Ecoutez Benjamin Beaumont détailler les finalités du projet SmartPop

La végétation canadienne suivie en direct au sol et depuis l’espace

 

Avec ces cartes d’occupation et d’utilisation du sol, l’environnement est donc en ligne de mire. Outre SmartPop, Il l’est également dans d’autres projets de science collaborative impliquant cette fois, aussi, des citoyens. Mais avec des succès nuancés. On a pu s’en rendre compte au dernier symposium « Planète Vivante », organisé par l’Agence spatiale européenne (ESA).

 

Le projet du chercheur Nicolas Delbart, de l’Université Paris Diderot, est un bel exemple de collaboration scientifique internationale et citoyenne réussie.

 

Grâce au travail conjoint de l’association canadienne NatureWatch et des centres de recherches, il a pu montrer que l’index de la végétation mondiale produit tous les dix jours en Belgique (par le VITO) pouvait servir à suivre en temps réel le décalage de la floraison d’une quarantaine d’espèces botaniques au… Canada, et ce en fonction des changements climatiques.

────────────────────────────────────────

| CONSIGNE 1 |
Répondez à ces questions d'après le texte sélectionné :
(a) Quel organisme a organisé le symposium « Planète Vivante » ?
(b) De quelle université vient le chercheur Nicolas Delbart ?
(c) À quelle fréquence l'index de la végétation mondiale est-il produit en Belgique ?
| CONSIGNE 2 |
Reproduisez fidèlement le passage du texte sélectionné qui s'ouvre sur les mots contenant "Ecoutez Benjamin Beaumont" et se clôt sur "et citoyenne réussie.".
| CONSIGNE 3 |
Traduisez en anglais cette phrase du texte sélectionné : « Le projet du chercheur Nicolas Delbart, de l’Université Paris Diderot, est un bel exemple de collaboration scientifique internationale et citoyenne réussie. »
Le matériel n'a aucun lien avec le texte sélectionné.

────────────────────────────────────────

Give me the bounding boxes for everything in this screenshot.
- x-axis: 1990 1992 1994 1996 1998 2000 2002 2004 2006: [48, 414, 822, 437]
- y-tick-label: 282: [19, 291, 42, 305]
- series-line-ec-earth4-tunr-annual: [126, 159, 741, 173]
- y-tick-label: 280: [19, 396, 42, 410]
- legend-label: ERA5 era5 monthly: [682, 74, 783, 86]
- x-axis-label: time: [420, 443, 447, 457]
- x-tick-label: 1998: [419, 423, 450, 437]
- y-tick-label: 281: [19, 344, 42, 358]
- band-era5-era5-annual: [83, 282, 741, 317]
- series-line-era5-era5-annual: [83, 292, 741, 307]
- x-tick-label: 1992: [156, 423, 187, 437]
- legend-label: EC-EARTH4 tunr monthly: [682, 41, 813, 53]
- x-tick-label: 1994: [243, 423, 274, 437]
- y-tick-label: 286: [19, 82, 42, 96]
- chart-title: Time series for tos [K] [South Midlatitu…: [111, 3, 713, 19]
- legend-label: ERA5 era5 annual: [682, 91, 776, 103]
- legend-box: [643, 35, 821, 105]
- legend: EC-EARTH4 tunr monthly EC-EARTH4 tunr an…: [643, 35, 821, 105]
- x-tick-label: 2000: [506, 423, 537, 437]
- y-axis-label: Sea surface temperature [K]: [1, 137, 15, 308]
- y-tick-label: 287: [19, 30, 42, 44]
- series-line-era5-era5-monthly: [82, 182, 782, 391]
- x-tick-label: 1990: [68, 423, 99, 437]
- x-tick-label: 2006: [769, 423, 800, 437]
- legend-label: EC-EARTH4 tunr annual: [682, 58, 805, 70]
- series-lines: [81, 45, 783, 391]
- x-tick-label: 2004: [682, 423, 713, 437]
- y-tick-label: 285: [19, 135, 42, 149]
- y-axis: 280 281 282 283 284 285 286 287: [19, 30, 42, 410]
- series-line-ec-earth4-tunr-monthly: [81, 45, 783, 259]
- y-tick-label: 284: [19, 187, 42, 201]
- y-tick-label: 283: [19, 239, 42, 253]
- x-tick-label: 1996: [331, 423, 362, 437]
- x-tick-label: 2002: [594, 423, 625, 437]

────────────────────────────────────────

| RÉPONSE FINALE 1 |
(a) L'Agence spatiale européenne (ESA).
(b) L'Université Paris Diderot.
(c) Tous les dix jours.

| RÉPONSE FINALE 2 |
Ecoutez Benjamin Beaumont détailler les finalités du projet SmartPop

La végétation canadienne suivie en direct au sol et depuis l’espace

 

Avec ces cartes d’occupation et d’utilisation du sol, l’environnement est donc en ligne de mire. Outre SmartPop, Il l’est également dans d’autres projets de science collaborative impliquant cette fois, aussi, des citoyens. Mais avec des succès nuancés. On a pu s’en rendre compte au dernier symposium « Planète Vivante », organisé par l’Agence spatiale européenne (ESA).

 

Le projet du chercheur Nicolas Delbart, de l’Université Paris Diderot, est un bel exemple de collaboration scientifique internationale et citoyenne réussie.

| RÉPONSE FINALE 3 |
The project of researcher Nicolas Delbart, of Université Paris Diderot, is a fine example of successful international and citizen scientific collaboration.